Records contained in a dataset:

** BEGIN **

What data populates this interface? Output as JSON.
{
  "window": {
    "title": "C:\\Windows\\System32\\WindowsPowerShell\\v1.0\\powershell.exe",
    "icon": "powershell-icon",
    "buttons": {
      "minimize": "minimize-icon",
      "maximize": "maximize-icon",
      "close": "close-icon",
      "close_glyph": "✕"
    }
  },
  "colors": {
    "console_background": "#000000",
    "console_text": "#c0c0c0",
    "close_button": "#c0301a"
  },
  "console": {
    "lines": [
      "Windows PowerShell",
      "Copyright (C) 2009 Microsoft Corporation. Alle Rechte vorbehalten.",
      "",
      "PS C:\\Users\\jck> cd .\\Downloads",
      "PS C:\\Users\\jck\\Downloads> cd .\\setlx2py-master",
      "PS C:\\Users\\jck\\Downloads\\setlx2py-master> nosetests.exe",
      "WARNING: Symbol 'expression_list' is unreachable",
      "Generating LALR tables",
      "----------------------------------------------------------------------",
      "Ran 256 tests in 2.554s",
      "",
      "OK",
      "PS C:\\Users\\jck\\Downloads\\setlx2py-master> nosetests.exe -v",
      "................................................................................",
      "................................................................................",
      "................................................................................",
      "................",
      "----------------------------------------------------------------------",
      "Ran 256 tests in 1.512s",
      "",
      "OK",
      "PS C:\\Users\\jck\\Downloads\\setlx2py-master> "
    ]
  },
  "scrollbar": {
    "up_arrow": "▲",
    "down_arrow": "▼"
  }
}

** END **

- REQUEST: Write the complete data out, exactly as above.

- RESPONSE TO THE EXERCISE:
What data populates this interface? Output as JSON.
{
  "window": {
    "title": "C:\\Windows\\System32\\WindowsPowerShell\\v1.0\\powershell.exe",
    "icon": "powershell-icon",
    "buttons": {
      "minimize": "minimize-icon",
      "maximize": "maximize-icon",
      "close": "close-icon",
      "close_glyph": "✕"
    }
  },
  "colors": {
    "console_background": "#000000",
    "console_text": "#c0c0c0",
    "close_button": "#c0301a"
  },
  "console": {
    "lines": [
      "Windows PowerShell",
      "Copyright (C) 2009 Microsoft Corporation. Alle Rechte vorbehalten.",
      "",
      "PS C:\\Users\\jck> cd .\\Downloads",
      "PS C:\\Users\\jck\\Downloads> cd .\\setlx2py-master",
      "PS C:\\Users\\jck\\Downloads\\setlx2py-master> nosetests.exe",
      "WARNING: Symbol 'expression_list' is unreachable",
      "Generating LALR tables",
      "----------------------------------------------------------------------",
      "Ran 256 tests in 2.554s",
      "",
      "OK",
      "PS C:\\Users\\jck\\Downloads\\setlx2py-master> nosetests.exe -v",
      "................................................................................",
      "................................................................................",
      "................................................................................",
      "................",
      "----------------------------------------------------------------------",
      "Ran 256 tests in 1.512s",
      "",
      "OK",
      "PS C:\\Users\\jck\\Downloads\\setlx2py-master> "
    ]
  },
  "scrollbar": {
    "up_arrow": "▲",
    "down_arrow": "▼"
  }
}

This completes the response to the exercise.